> Work request: What is needed is a word-for-word copy of the records below.

::: Information provided

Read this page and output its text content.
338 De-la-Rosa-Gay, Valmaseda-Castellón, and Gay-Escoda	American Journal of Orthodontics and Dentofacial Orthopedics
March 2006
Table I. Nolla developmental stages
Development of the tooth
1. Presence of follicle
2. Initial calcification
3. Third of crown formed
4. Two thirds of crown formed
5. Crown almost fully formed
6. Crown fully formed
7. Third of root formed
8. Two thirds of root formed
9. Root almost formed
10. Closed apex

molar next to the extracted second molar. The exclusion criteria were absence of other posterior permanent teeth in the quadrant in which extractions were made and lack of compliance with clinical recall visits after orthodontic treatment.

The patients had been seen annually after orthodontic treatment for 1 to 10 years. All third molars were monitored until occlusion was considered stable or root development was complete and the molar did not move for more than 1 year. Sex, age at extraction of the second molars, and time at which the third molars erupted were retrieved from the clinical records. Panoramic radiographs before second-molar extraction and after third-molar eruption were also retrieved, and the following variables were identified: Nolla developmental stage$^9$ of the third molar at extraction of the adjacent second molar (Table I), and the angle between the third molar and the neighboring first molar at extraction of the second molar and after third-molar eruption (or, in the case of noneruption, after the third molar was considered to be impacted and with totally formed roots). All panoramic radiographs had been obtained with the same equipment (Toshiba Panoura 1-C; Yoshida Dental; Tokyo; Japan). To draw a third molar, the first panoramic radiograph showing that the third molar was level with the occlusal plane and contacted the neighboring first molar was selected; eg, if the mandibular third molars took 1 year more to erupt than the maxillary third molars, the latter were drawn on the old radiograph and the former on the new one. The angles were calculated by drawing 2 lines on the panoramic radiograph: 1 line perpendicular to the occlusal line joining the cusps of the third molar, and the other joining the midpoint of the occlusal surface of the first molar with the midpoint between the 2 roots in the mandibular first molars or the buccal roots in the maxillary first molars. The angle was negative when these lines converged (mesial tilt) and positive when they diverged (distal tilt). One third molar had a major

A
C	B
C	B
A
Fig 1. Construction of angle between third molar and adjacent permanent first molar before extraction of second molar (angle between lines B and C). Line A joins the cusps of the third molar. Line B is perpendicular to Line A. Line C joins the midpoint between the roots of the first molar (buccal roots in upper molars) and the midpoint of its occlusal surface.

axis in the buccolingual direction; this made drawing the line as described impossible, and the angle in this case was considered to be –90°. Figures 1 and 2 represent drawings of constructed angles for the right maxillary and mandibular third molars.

::::::

> Task output:
Read this page and output its text content.
338 De-la-Rosa-Gay, Valmaseda-Castellón, and Gay-Escoda	American Journal of Orthodontics and Dentofacial Orthopedics
March 2006
Table I. Nolla developmental stages
Development of the tooth
1. Presence of follicle
2. Initial calcification
3. Third of crown formed
4. Two thirds of crown formed
5. Crown almost fully formed
6. Crown fully formed
7. Third of root formed
8. Two thirds of root formed
9. Root almost formed
10. Closed apex

molar next to the extracted second molar. The exclusion criteria were absence of other posterior permanent teeth in the quadrant in which extractions were made and lack of compliance with clinical recall visits after orthodontic treatment.

The patients had been seen annually after orthodontic treatment for 1 to 10 years. All third molars were monitored until occlusion was considered stable or root development was complete and the molar did not move for more than 1 year. Sex, age at extraction of the second molars, and time at which the third molars erupted were retrieved from the clinical records. Panoramic radiographs before second-molar extraction and after third-molar eruption were also retrieved, and the following variables were identified: Nolla developmental stage$^9$ of the third molar at extraction of the adjacent second molar (Table I), and the angle between the third molar and the neighboring first molar at extraction of the second molar and after third-molar eruption (or, in the case of noneruption, after the third molar was considered to be impacted and with totally formed roots). All panoramic radiographs had been obtained with the same equipment (Toshiba Panoura 1-C; Yoshida Dental; Tokyo; Japan). To draw a third molar, the first panoramic radiograph showing that the third molar was level with the occlusal plane and contacted the neighboring first molar was selected; eg, if the mandibular third molars took 1 year more to erupt than the maxillary third molars, the latter were drawn on the old radiograph and the former on the new one. The angles were calculated by drawing 2 lines on the panoramic radiograph: 1 line perpendicular to the occlusal line joining the cusps of the third molar, and the other joining the midpoint of the occlusal surface of the first molar with the midpoint between the 2 roots in the mandibular first molars or the buccal roots in the maxillary first molars. The angle was negative when these lines converged (mesial tilt) and positive when they diverged (distal tilt). One third molar had a major

A
C	B
C	B
A
Fig 1. Construction of angle between third molar and adjacent permanent first molar before extraction of second molar (angle between lines B and C). Line A joins the cusps of the third molar. Line B is perpendicular to Line A. Line C joins the midpoint between the roots of the first molar (buccal roots in upper molars) and the midpoint of its occlusal surface.

axis in the buccolingual direction; this made drawing the line as described impossible, and the angle in this case was considered to be –90°. Figures 1 and 2 represent drawings of constructed angles for the right maxillary and mandibular third molars.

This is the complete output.